**Task input:**
========

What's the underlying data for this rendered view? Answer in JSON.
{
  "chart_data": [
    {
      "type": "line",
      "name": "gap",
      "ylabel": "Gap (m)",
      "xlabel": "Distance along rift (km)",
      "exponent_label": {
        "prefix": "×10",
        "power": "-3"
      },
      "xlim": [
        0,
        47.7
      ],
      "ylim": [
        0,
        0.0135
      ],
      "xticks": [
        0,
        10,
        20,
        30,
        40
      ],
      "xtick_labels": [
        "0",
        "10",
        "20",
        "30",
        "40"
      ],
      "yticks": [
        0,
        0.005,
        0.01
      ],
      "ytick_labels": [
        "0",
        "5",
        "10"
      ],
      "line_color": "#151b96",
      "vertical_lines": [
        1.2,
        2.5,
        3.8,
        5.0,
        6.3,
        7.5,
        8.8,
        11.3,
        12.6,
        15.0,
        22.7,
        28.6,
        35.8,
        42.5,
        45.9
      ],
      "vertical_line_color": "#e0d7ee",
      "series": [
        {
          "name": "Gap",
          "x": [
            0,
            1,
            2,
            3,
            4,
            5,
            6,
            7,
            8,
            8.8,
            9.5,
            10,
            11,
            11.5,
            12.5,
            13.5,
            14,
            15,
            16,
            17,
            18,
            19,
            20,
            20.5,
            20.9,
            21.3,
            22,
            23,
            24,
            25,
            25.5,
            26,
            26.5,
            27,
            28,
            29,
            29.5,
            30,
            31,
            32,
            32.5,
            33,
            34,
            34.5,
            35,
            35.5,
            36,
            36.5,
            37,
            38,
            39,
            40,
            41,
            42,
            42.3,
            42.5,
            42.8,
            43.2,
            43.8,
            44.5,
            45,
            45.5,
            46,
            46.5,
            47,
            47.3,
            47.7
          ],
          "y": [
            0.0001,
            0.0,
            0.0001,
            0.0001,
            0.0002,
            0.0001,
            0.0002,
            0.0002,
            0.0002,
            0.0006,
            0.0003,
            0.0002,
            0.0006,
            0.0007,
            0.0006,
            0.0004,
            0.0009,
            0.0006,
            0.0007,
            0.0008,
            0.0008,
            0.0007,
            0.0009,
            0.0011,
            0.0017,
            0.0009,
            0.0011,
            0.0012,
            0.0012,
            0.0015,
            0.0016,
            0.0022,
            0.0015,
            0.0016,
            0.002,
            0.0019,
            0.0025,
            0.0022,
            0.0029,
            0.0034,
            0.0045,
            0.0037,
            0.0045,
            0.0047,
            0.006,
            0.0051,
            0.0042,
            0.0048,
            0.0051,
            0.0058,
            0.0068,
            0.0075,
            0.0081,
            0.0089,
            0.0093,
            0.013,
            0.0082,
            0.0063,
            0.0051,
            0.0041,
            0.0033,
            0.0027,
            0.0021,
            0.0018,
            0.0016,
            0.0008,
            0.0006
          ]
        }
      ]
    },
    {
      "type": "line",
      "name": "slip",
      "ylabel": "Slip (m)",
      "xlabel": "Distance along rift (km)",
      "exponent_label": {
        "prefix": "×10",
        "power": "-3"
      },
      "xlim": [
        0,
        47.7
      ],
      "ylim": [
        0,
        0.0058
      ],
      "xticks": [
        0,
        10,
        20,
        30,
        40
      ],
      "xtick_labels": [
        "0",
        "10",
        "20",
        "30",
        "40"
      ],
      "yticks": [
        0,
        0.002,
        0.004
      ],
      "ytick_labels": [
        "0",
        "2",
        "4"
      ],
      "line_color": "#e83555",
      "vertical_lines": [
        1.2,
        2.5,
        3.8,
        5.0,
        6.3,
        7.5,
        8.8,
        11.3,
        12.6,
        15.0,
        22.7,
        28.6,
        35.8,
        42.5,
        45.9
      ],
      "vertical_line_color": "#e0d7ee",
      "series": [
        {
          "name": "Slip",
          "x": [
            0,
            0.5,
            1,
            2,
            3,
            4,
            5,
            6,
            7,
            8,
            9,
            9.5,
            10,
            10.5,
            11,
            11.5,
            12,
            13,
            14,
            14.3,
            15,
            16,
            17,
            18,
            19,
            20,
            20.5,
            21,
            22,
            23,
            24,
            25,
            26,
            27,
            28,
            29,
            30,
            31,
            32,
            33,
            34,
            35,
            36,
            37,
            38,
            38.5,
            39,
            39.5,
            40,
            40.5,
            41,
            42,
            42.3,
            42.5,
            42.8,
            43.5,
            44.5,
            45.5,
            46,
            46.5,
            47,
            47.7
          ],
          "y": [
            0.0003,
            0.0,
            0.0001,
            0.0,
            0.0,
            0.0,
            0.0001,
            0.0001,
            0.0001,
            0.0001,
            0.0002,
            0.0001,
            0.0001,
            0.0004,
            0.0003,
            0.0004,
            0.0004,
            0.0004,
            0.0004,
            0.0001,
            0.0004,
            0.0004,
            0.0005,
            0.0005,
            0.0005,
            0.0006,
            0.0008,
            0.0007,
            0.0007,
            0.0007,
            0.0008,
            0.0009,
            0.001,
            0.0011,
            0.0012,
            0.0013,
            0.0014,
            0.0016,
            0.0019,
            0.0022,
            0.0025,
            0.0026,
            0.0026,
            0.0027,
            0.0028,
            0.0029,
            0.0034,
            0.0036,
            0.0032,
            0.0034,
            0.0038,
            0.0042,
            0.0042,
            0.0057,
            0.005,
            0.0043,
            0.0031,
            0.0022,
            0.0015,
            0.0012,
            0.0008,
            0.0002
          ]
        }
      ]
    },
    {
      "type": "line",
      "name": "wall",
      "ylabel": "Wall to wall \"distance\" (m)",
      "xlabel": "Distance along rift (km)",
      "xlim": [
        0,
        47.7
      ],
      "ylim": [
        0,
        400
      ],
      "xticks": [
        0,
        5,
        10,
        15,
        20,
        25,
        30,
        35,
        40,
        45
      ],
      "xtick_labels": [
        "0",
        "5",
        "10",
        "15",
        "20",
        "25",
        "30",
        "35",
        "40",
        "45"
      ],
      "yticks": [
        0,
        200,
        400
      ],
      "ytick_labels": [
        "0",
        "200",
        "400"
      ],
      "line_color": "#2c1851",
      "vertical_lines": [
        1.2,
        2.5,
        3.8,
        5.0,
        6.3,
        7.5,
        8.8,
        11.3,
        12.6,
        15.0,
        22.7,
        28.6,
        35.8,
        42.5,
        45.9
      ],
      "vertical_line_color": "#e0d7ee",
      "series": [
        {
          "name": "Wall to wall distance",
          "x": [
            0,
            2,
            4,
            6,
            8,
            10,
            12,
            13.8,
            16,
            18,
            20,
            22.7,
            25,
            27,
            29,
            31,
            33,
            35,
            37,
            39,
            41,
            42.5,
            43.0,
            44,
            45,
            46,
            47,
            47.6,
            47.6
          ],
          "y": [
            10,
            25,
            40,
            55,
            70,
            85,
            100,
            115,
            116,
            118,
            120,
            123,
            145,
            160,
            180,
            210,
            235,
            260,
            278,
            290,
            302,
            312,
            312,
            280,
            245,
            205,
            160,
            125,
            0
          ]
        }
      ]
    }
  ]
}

========

**Task statement:** Repeat all the records. Match each line exactly.

**Answer to this exercise:**
What's the underlying data for this rendered view? Answer in JSON.
{
  "chart_data": [
    {
      "type": "line",
      "name": "gap",
      "ylabel": "Gap (m)",
      "xlabel": "Distance along rift (km)",
      "exponent_label": {
        "prefix": "×10",
        "power": "-3"
      },
      "xlim": [
        0,
        47.7
      ],
      "ylim": [
        0,
        0.0135
      ],
      "xticks": [
        0,
        10,
        20,
        30,
        40
      ],
      "xtick_labels": [
        "0",
        "10",
        "20",
        "30",
        "40"
      ],
      "yticks": [
        0,
        0.005,
        0.01
      ],
      "ytick_labels": [
        "0",
        "5",
        "10"
      ],
      "line_color": "#151b96",
      "vertical_lines": [
        1.2,
        2.5,
        3.8,
        5.0,
        6.3,
        7.5,
        8.8,
        11.3,
        12.6,
        15.0,
        22.7,
        28.6,
        35.8,
        42.5,
        45.9
      ],
      "vertical_line_color": "#e0d7ee",
      "series": [
        {
          "name": "Gap",
          "x": [
            0,
            1,
            2,
            3,
            4,
            5,
            6,
            7,
            8,
            8.8,
            9.5,
            10,
            11,
            11.5,
            12.5,
            13.5,
            14,
            15,
            16,
            17,
            18,
            19,
            20,
            20.5,
            20.9,
            21.3,
            22,
            23,
            24,
            25,
            25.5,
            26,
            26.5,
            27,
            28,
            29,
            29.5,
            30,
            31,
            32,
            32.5,
            33,
            34,
            34.5,
            35,
            35.5,
            36,
            36.5,
            37,
            38,
            39,
            40,
            41,
            42,
            42.3,
            42.5,
            42.8,
            43.2,
            43.8,
            44.5,
            45,
            45.5,
            46,
            46.5,
            47,
            47.3,
            47.7
          ],
          "y": [
            0.0001,
            0.0,
            0.0001,
            0.0001,
            0.0002,
            0.0001,
            0.0002,
            0.0002,
            0.0002,
            0.0006,
            0.0003,
            0.0002,
            0.0006,
            0.0007,
            0.0006,
            0.0004,
            0.0009,
            0.0006,
            0.0007,
            0.0008,
            0.0008,
            0.0007,
            0.0009,
            0.0011,
            0.0017,
            0.0009,
            0.0011,
            0.0012,
            0.0012,
            0.0015,
            0.0016,
            0.0022,
            0.0015,
            0.0016,
            0.002,
            0.0019,
            0.0025,
            0.0022,
            0.0029,
            0.0034,
            0.0045,
            0.0037,
            0.0045,
            0.0047,
            0.006,
            0.0051,
            0.0042,
            0.0048,
            0.0051,
            0.0058,
            0.0068,
            0.0075,
            0.0081,
            0.0089,
            0.0093,
            0.013,
            0.0082,
            0.0063,
            0.0051,
            0.0041,
            0.0033,
            0.0027,
            0.0021,
            0.0018,
            0.0016,
            0.0008,
            0.0006
          ]
        }
      ]
    },
    {
      "type": "line",
      "name": "slip",
      "ylabel": "Slip (m)",
      "xlabel": "Distance along rift (km)",
      "exponent_label": {
        "prefix": "×10",
        "power": "-3"
      },
      "xlim": [
        0,
        47.7
      ],
      "ylim": [
        0,
        0.0058
      ],
      "xticks": [
        0,
        10,
        20,
        30,
        40
      ],
      "xtick_labels": [
        "0",
        "10",
        "20",
        "30",
        "40"
      ],
      "yticks": [
        0,
        0.002,
        0.004
      ],
      "ytick_labels": [
        "0",
        "2",
        "4"
      ],
      "line_color": "#e83555",
      "vertical_lines": [
        1.2,
        2.5,
        3.8,
        5.0,
        6.3,
        7.5,
        8.8,
        11.3,
        12.6,
        15.0,
        22.7,
        28.6,
        35.8,
        42.5,
        45.9
      ],
      "vertical_line_color": "#e0d7ee",
      "series": [
        {
          "name": "Slip",
          "x": [
            0,
            0.5,
            1,
            2,
            3,
            4,
            5,
            6,
            7,
            8,
            9,
            9.5,
            10,
            10.5,
            11,
            11.5,
            12,
            13,
            14,
            14.3,
            15,
            16,
            17,
            18,
            19,
            20,
            20.5,
            21,
            22,
            23,
            24,
            25,
            26,
            27,
            28,
            29,
            30,
            31,
            32,
            33,
            34,
            35,
            36,
            37,
            38,
            38.5,
            39,
            39.5,
            40,
            40.5,
            41,
            42,
            42.3,
            42.5,
            42.8,
            43.5,
            44.5,
            45.5,
            46,
            46.5,
            47,
            47.7
          ],
          "y": [
            0.0003,
            0.0,
            0.0001,
            0.0,
            0.0,
            0.0,
            0.0001,
            0.0001,
            0.0001,
            0.0001,
            0.0002,
            0.0001,
            0.0001,
            0.0004,
            0.0003,
            0.0004,
            0.0004,
            0.0004,
            0.0004,
            0.0001,
            0.0004,
            0.0004,
            0.0005,
            0.0005,
            0.0005,
            0.0006,
            0.0008,
            0.0007,
            0.0007,
            0.0007,
            0.0008,
            0.0009,
            0.001,
            0.0011,
            0.0012,
            0.0013,
            0.0014,
            0.0016,
            0.0019,
            0.0022,
            0.0025,
            0.0026,
            0.0026,
            0.0027,
            0.0028,
            0.0029,
            0.0034,
            0.0036,
            0.0032,
            0.0034,
            0.0038,
            0.0042,
            0.0042,
            0.0057,
            0.005,
            0.0043,
            0.0031,
            0.0022,
            0.0015,
            0.0012,
            0.0008,
            0.0002
          ]
        }
      ]
    },
    {
      "type": "line",
      "name": "wall",
      "ylabel": "Wall to wall \"distance\" (m)",
      "xlabel": "Distance along rift (km)",
      "xlim": [
        0,
        47.7
      ],
      "ylim": [
        0,
        400
      ],
      "xticks": [
        0,
        5,
        10,
        15,
        20,
        25,
        30,
        35,
        40,
        45
      ],
      "xtick_labels": [
        "0",
        "5",
        "10",
        "15",
        "20",
        "25",
        "30",
        "35",
        "40",
        "45"
      ],
      "yticks": [
        0,
        200,
        400
      ],
      "ytick_labels": [
        "0",
        "200",
        "400"
      ],
      "line_color": "#2c1851",
      "vertical_lines": [
        1.2,
        2.5,
        3.8,
        5.0,
        6.3,
        7.5,
        8.8,
        11.3,
        12.6,
        15.0,
        22.7,
        28.6,
        35.8,
        42.5,
        45.9
      ],
      "vertical_line_color": "#e0d7ee",
      "series": [
        {
          "name": "Wall to wall distance",
          "x": [
            0,
            2,
            4,
            6,
            8,
            10,
            12,
            13.8,
            16,
            18,
            20,
            22.7,
            25,
            27,
            29,
            31,
            33,
            35,
            37,
            39,
            41,
            42.5,
            43.0,
            44,
            45,
            46,
            47,
            47.6,
            47.6
          ],
          "y": [
            10,
            25,
            40,
            55,
            70,
            85,
            100,
            115,
            116,
            118,
            120,
            123,
            145,
            160,
            180,
            210,
            235,
            260,
            278,
            290,
            302,
            312,
            312,
            280,
            245,
            205,
            160,
            125,
            0
          ]
        }
      ]
    }
  ]
}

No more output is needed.